TRECHO DO DOCUMENTO:
%%

O Bolsa Família foi um programa importante para o combate à desigualdade no Brasil. O sr. acha que ele funcionaria no Chile? 

Patricio Navia

O Bolsa Família foi um programa para combater a pobreza, não a desigualdade, embora ele tenha provocado efeitos positivos na distribuição de renda. Na verdade, programas muito parecidos foram implementados no Chile no começo dos anos 90. A pobreza aqui é bem menor, está em 14% da população (no Brasil, o índice é de 21%). Todas as coisas que precisavam ser feitas com programas de transferência de renda já foram feitas. 

ISTOÉ

Qual deve ser o próximo passo, então? 

Patricio Navia

Fazer mudanças estruturais capazes de reduzir a desigualdade. Não é uma questão de fornecer mais acesso à educação, mas igualar o acesso à educação. A cobertura da educação no Chile é universal, mas a qualidade das escolas varia muito, dependendo de quanto dinheiro sua família pode pagar. E isso precisa mudar.
 

ISTOÉ

Onde Sebastián Piñera errou? 

Patricio Navia

Os chilenos pensam que o país está bem, mas sentem que sua família não está tão bem quanto o país. O problema de Piñera é que poucos estavam se beneficiando de seu governo. Sua imagem acabou associada a uma classe privilegiada. 

ISTOÉ

Essa foi a primeira eleição sem voto obrigatório no Chile e mais da metade dos eleitores não foi às urnas. Que mensagem essa alta abstenção envia? 

Patricio Navia

Quando se tem altos níveis de abstenção, isso é um indício de que o país não está em crise. As pessoas votam mais em períodos de crise, como na última eleição da Venezuela e nos Estados Unidos, em 2008. Quando o país está bem, as pessoas tendem a pensar que, não importa quem vença, continuará na mesma direção. Por isso, não se preocupam em votar. 

ISTOÉ

Não há o fator do desencanto com os políticos? 

Patricio Navia

Neste caso, não. Havia candidatos que fizeram campanha contra o sistema político, queriam mudar tudo, e receberam pouco apoio. As pessoas aqui não odeiam os políticos. 

ISTOÉ

Michelle Bachelet não venceu no primeiro turno, ao contrário do que diziam as pesquisas. Para uma presidenta que deixou o governo com 85% de aprovação, o sr. acha que ela sai enfraquecida da eleição?

%%

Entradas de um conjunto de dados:
%%

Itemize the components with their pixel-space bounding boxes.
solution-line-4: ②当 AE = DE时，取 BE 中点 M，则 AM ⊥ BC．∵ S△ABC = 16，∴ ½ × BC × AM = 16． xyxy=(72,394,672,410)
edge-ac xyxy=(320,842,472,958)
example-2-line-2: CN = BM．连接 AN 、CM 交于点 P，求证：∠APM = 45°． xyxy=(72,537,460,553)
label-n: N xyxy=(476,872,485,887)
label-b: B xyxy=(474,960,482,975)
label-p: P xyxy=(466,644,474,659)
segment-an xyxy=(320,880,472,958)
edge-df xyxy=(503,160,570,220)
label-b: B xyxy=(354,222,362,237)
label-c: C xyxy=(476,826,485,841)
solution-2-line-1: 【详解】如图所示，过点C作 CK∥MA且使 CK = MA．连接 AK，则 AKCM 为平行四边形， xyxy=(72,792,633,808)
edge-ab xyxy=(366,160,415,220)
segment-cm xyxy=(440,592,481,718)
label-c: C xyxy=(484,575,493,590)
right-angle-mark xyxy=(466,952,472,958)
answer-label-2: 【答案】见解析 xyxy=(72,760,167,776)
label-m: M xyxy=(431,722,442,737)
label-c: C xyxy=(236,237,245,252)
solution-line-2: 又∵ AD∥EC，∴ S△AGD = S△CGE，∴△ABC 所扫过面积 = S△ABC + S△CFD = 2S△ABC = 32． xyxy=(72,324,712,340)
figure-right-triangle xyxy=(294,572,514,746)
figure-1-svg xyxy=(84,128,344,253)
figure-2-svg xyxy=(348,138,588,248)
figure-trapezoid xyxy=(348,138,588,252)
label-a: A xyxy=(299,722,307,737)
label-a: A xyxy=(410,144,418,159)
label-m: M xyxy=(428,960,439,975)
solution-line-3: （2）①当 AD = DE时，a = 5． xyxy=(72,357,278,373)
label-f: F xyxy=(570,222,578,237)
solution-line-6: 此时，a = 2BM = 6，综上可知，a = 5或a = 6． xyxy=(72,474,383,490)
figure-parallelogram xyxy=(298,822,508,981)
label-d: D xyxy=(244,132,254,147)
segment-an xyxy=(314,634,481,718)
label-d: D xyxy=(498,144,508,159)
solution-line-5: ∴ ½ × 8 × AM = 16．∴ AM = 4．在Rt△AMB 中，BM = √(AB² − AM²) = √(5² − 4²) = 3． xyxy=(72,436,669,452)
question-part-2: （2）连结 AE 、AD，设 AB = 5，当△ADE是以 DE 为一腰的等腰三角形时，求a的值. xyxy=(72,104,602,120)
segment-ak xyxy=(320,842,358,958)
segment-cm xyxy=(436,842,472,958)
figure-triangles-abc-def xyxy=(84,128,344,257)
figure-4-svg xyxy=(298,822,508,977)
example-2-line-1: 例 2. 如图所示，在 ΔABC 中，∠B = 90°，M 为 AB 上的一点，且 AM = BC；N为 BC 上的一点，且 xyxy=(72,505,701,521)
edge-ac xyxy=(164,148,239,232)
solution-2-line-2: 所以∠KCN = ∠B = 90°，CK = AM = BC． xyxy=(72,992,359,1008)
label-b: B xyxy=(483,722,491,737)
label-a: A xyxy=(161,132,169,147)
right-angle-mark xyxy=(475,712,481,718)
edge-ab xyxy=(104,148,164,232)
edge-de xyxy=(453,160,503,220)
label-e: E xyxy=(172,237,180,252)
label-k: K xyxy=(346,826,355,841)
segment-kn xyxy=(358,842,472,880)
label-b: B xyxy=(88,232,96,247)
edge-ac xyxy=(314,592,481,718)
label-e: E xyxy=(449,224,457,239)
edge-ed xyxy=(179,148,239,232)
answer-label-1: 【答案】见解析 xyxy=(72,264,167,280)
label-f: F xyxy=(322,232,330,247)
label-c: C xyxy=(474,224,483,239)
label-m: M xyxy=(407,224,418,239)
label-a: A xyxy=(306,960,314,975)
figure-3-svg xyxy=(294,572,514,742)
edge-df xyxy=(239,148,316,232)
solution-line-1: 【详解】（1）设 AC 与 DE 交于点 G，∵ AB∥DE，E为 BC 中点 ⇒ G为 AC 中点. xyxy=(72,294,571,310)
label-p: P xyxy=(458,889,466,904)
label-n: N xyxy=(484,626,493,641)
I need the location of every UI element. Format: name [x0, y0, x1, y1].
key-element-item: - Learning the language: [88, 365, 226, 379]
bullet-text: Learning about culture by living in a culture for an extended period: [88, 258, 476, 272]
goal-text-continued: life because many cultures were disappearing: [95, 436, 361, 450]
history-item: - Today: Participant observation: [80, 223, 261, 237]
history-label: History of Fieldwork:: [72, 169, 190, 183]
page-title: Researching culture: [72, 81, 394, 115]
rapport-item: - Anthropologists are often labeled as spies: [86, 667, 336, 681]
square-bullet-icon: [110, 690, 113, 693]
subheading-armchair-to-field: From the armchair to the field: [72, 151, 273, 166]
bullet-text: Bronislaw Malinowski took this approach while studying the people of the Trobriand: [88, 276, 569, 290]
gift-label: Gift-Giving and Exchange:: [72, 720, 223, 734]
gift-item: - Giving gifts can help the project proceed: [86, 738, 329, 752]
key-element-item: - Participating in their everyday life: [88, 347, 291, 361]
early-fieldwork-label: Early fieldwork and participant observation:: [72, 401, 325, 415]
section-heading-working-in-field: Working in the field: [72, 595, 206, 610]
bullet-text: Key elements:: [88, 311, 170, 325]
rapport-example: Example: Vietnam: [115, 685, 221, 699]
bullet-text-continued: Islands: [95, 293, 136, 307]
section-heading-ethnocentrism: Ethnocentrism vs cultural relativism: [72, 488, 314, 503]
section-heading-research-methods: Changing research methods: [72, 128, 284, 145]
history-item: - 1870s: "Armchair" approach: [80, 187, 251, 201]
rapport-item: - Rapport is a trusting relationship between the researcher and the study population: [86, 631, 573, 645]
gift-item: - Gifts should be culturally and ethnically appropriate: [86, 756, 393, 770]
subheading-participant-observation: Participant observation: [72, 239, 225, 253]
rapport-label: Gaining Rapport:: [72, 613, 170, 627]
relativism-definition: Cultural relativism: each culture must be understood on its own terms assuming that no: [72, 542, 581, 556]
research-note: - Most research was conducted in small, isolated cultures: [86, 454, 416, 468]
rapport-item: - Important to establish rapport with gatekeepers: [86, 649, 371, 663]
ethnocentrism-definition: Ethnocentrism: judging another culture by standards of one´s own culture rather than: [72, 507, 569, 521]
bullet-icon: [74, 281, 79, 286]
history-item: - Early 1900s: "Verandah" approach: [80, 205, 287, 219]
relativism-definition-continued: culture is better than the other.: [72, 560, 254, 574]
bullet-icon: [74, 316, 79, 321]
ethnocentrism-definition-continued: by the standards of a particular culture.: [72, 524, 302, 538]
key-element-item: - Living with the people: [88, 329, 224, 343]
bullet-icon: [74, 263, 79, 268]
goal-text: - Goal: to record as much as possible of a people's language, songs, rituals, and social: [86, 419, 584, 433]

%%

INSTRUÇÃO 1: Transcreva da entrevista o trecho que começa em "Não há o fator" e segue até "odeiam os políticos.".
INSTRUÇÃO 2: Reproduza as entradas desde o início até a linha que contém "label-m: M xyxy=(431,722,442,737)", inclusive, trocando "label-b" por "marcador-b" e mantendo todo o restante igual.

RESPOSTA COMPLETA 1:
Não há o fator do desencanto com os políticos? 

Patricio Navia

Neste caso, não. Havia candidatos que fizeram campanha contra o sistema político, queriam mudar tudo, e receberam pouco apoio. As pessoas aqui não odeiam os políticos.

RESPOSTA COMPLETA 2:
Itemize the components with their pixel-space bounding boxes.
solution-line-4: ②当 AE = DE时，取 BE 中点 M，则 AM ⊥ BC．∵ S△ABC = 16，∴ ½ × BC × AM = 16． xyxy=(72,394,672,410)
edge-ac xyxy=(320,842,472,958)
example-2-line-2: CN = BM．连接 AN 、CM 交于点 P，求证：∠APM = 45°． xyxy=(72,537,460,553)
label-n: N xyxy=(476,872,485,887)
marcador-b: B xyxy=(474,960,482,975)
label-p: P xyxy=(466,644,474,659)
segment-an xyxy=(320,880,472,958)
edge-df xyxy=(503,160,570,220)
marcador-b: B xyxy=(354,222,362,237)
label-c: C xyxy=(476,826,485,841)
solution-2-line-1: 【详解】如图所示，过点C作 CK∥MA且使 CK = MA．连接 AK，则 AKCM 为平行四边形， xyxy=(72,792,633,808)
edge-ab xyxy=(366,160,415,220)
segment-cm xyxy=(440,592,481,718)
label-c: C xyxy=(484,575,493,590)
right-angle-mark xyxy=(466,952,472,958)
answer-label-2: 【答案】见解析 xyxy=(72,760,167,776)
label-m: M xyxy=(431,722,442,737)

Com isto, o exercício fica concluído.